- [Task data]:
* * * * * * *

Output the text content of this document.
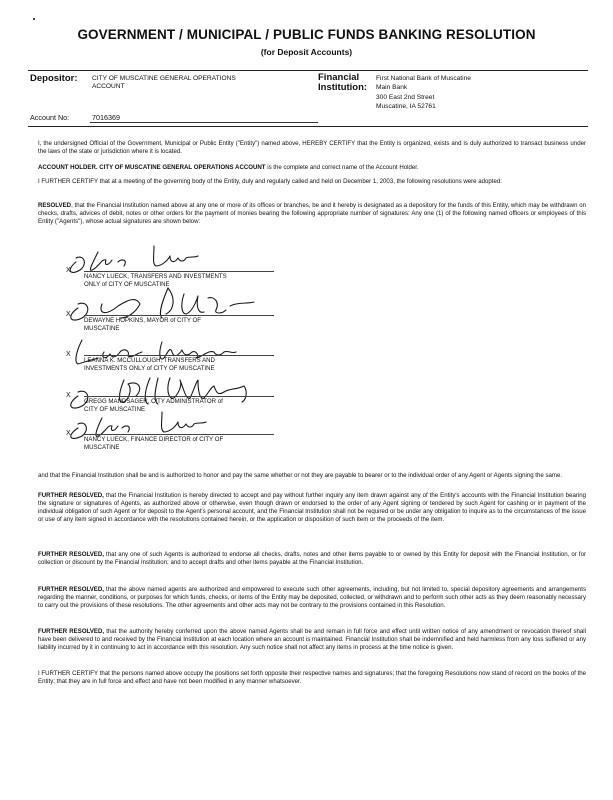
GOVERNMENT / MUNICIPAL / PUBLIC FUNDS BANKING RESOLUTION
(for Deposit Accounts)
Depositor: CITY OF MUSCATINE GENERAL OPERATIONS
ACCOUNT
Financial
Institution:
First National Bank of Muscatine
Main Bank
300 East 2nd Street
Muscatine, IA 52761
Account No:	7016369

I, the undersigned Official of the Government, Municipal or Public Entity ("Entity") named above, HEREBY CERTIFY that the Entity is organized, exists and is duly authorized to transact business under the laws of the state or jurisdiction where it is located.

ACCOUNT HOLDER. CITY OF MUSCATINE GENERAL OPERATIONS ACCOUNT is the complete and correct name of the Account Holder.

I FURTHER CERTIFY that at a meeting of the governing body of the Entity, duly and regularly called and held on December 1, 2003, the following resolutions were adopted:

RESOLVED, that the Financial Institution named above at any one or more of its offices or branches, be and it hereby is designated as a depository for the funds of this Entity, which may be withdrawn on checks, drafts, advices of debit, notes or other orders for the payment of monies bearing the following appropriate number of signatures: Any one (1) of the following named officers or employees of this Entity ("Agents"), whose actual signatures are shown below:

X
NANCY LUECK, TRANSFERS AND INVESTMENTS
ONLY of CITY OF MUSCATINE
X
DEWAYNE HOPKINS, MAYOR of CITY OF
MUSCATINE
X
LEANNA K. MCCULLOUGH, TRANSFERS AND
INVESTMENTS ONLY of CITY OF MUSCATINE
X
GREGG MANDSAGER, CITY ADMINISTRATOR of
CITY OF MUSCATINE
X
NANCY LUECK, FINANCE DIRECTOR of CITY OF
MUSCATINE

and that the Financial Institution shall be and is authorized to honor and pay the same whether or not they are payable to bearer or to the individual order of any Agent or Agents signing the same.

FURTHER RESOLVED, that the Financial Institution is hereby directed to accept and pay without further inquiry any item drawn against any of the Entity's accounts with the Financial Institution bearing the signature or signatures of Agents, as authorized above or otherwise, even though drawn or endorsed to the order of any Agent signing or tendered by such Agent for cashing or in payment of the individual obligation of such Agent or for deposit to the Agent's personal account, and the Financial Institution shall not be required or be under any obligation to inquire as to the circumstances of the issue or use of any item signed in accordance with the resolutions contained herein, or the application or disposition of such item or the proceeds of the item.

FURTHER RESOLVED, that any one of such Agents is authorized to endorse all checks, drafts, notes and other items payable to or owned by this Entity for deposit with the Financial Institution, or for collection or discount by the Financial Institution; and to accept drafts and other items payable at the Financial Institution.

FURTHER RESOLVED, that the above named agents are authorized and empowered to execute such other agreements, including, but not limited to, special depository agreements and arrangements regarding the manner, conditions, or purposes for which funds, checks, or items of the Entity may be deposited, collected, or withdrawn and to perform such other acts as they deem reasonably necessary to carry out the provisions of these resolutions. The other agreements and other acts may not be contrary to the provisions contained in this Resolution.

FURTHER RESOLVED, that the authority hereby conferred upon the above named Agents shall be and remain in full force and effect until written notice of any amendment or revocation thereof shall have been delivered to and received by the Financial Institution at each location where an account is maintained. Financial Institution shall be indemnified and held harmless from any loss suffered or any liability incurred by it in continuing to act in accordance with this resolution. Any such notice shall not affect any items in process at the time notice is given.

I FURTHER CERTIFY that the persons named above occupy the positions set forth opposite their respective names and signatures; that the foregoing Resolutions now stand of record on the books of the Entity; that they are in full force and effect and have not been modified in any manner whatsoever.
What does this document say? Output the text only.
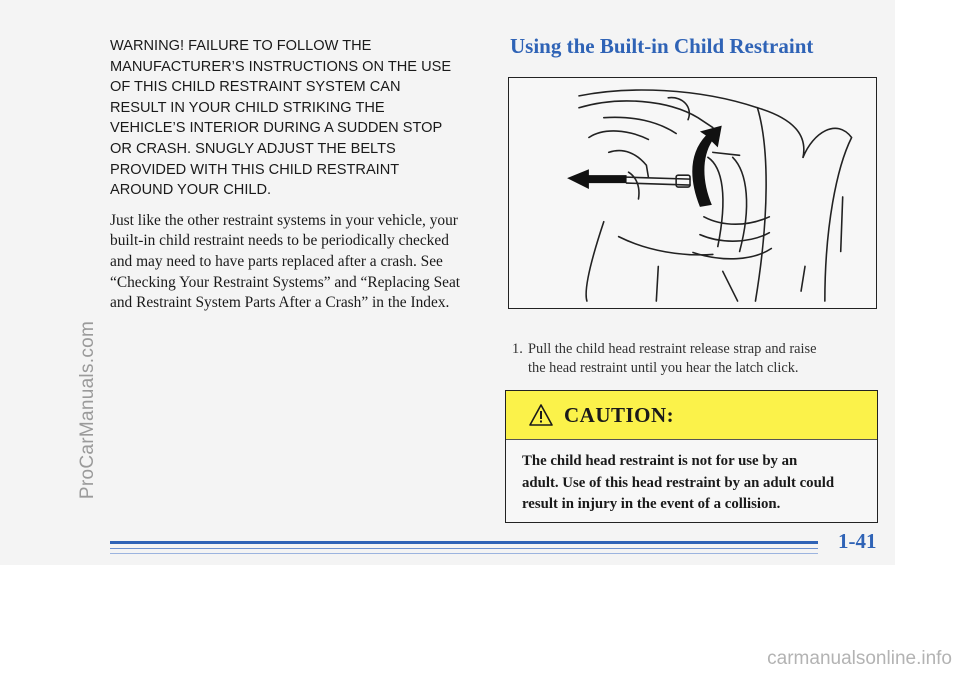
ProCarManuals.com

WARNING! FAILURE TO FOLLOW THE
MANUFACTURER’S INSTRUCTIONS ON THE USE
OF THIS CHILD RESTRAINT SYSTEM CAN
RESULT IN YOUR CHILD STRIKING THE
VEHICLE’S INTERIOR DURING A SUDDEN STOP
OR CRASH. SNUGLY ADJUST THE BELTS
PROVIDED WITH THIS CHILD RESTRAINT
AROUND YOUR CHILD.

Just like the other restraint systems in your vehicle, your
built-in child restraint needs to be periodically checked
and may need to have parts replaced after a crash. See
“Checking Your Restraint Systems” and “Replacing Seat
and Restraint System Parts After a Crash” in the Index.

Using the Built-in Child Restraint
1. Pull the child head restraint release strap and raise
the head restraint until you hear the latch click.
CAUTION:
The child head restraint is not for use by an
adult. Use of this head restraint by an adult could
result in injury in the event of a collision.
1-41
carmanualsonline.info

* * * * * * *

Set the data above down again exactly as given, with no pictures.

- [Result of the task]:
Output the text content of this document.
GOVERNMENT / MUNICIPAL / PUBLIC FUNDS BANKING RESOLUTION
(for Deposit Accounts)
Depositor: CITY OF MUSCATINE GENERAL OPERATIONS
ACCOUNT
Financial
Institution:
First National Bank of Muscatine
Main Bank
300 East 2nd Street
Muscatine, IA 52761
Account No:	7016369

I, the undersigned Official of the Government, Municipal or Public Entity ("Entity") named above, HEREBY CERTIFY that the Entity is organized, exists and is duly authorized to transact business under the laws of the state or jurisdiction where it is located.

ACCOUNT HOLDER. CITY OF MUSCATINE GENERAL OPERATIONS ACCOUNT is the complete and correct name of the Account Holder.

I FURTHER CERTIFY that at a meeting of the governing body of the Entity, duly and regularly called and held on December 1, 2003, the following resolutions were adopted:

RESOLVED, that the Financial Institution named above at any one or more of its offices or branches, be and it hereby is designated as a depository for the funds of this Entity, which may be withdrawn on checks, drafts, advices of debit, notes or other orders for the payment of monies bearing the following appropriate number of signatures: Any one (1) of the following named officers or employees of this Entity ("Agents"), whose actual signatures are shown below:

X
NANCY LUECK, TRANSFERS AND INVESTMENTS
ONLY of CITY OF MUSCATINE
X
DEWAYNE HOPKINS, MAYOR of CITY OF
MUSCATINE
X
LEANNA K. MCCULLOUGH, TRANSFERS AND
INVESTMENTS ONLY of CITY OF MUSCATINE
X
GREGG MANDSAGER, CITY ADMINISTRATOR of
CITY OF MUSCATINE
X
NANCY LUECK, FINANCE DIRECTOR of CITY OF
MUSCATINE

and that the Financial Institution shall be and is authorized to honor and pay the same whether or not they are payable to bearer or to the individual order of any Agent or Agents signing the same.

FURTHER RESOLVED, that the Financial Institution is hereby directed to accept and pay without further inquiry any item drawn against any of the Entity's accounts with the Financial Institution bearing the signature or signatures of Agents, as authorized above or otherwise, even though drawn or endorsed to the order of any Agent signing or tendered by such Agent for cashing or in payment of the individual obligation of such Agent or for deposit to the Agent's personal account, and the Financial Institution shall not be required or be under any obligation to inquire as to the circumstances of the issue or use of any item signed in accordance with the resolutions contained herein, or the application or disposition of such item or the proceeds of the item.

FURTHER RESOLVED, that any one of such Agents is authorized to endorse all checks, drafts, notes and other items payable to or owned by this Entity for deposit with the Financial Institution, or for collection or discount by the Financial Institution; and to accept drafts and other items payable at the Financial Institution.

FURTHER RESOLVED, that the above named agents are authorized and empowered to execute such other agreements, including, but not limited to, special depository agreements and arrangements regarding the manner, conditions, or purposes for which funds, checks, or items of the Entity may be deposited, collected, or withdrawn and to perform such other acts as they deem reasonably necessary to carry out the provisions of these resolutions. The other agreements and other acts may not be contrary to the provisions contained in this Resolution.

FURTHER RESOLVED, that the authority hereby conferred upon the above named Agents shall be and remain in full force and effect until written notice of any amendment or revocation thereof shall have been delivered to and received by the Financial Institution at each location where an account is maintained. Financial Institution shall be indemnified and held harmless from any loss suffered or any liability incurred by it in continuing to act in accordance with this resolution. Any such notice shall not affect any items in process at the time notice is given.

I FURTHER CERTIFY that the persons named above occupy the positions set forth opposite their respective names and signatures; that the foregoing Resolutions now stand of record on the books of the Entity; that they are in full force and effect and have not been modified in any manner whatsoever.
What does this document say? Output the text only.
ProCarManuals.com

WARNING! FAILURE TO FOLLOW THE
MANUFACTURER’S INSTRUCTIONS ON THE USE
OF THIS CHILD RESTRAINT SYSTEM CAN
RESULT IN YOUR CHILD STRIKING THE
VEHICLE’S INTERIOR DURING A SUDDEN STOP
OR CRASH. SNUGLY ADJUST THE BELTS
PROVIDED WITH THIS CHILD RESTRAINT
AROUND YOUR CHILD.

Just like the other restraint systems in your vehicle, your
built-in child restraint needs to be periodically checked
and may need to have parts replaced after a crash. See
“Checking Your Restraint Systems” and “Replacing Seat
and Restraint System Parts After a Crash” in the Index.

Using the Built-in Child Restraint
1. Pull the child head restraint release strap and raise
the head restraint until you hear the latch click.
CAUTION:
The child head restraint is not for use by an
adult. Use of this head restraint by an adult could
result in injury in the event of a collision.
1-41
carmanualsonline.info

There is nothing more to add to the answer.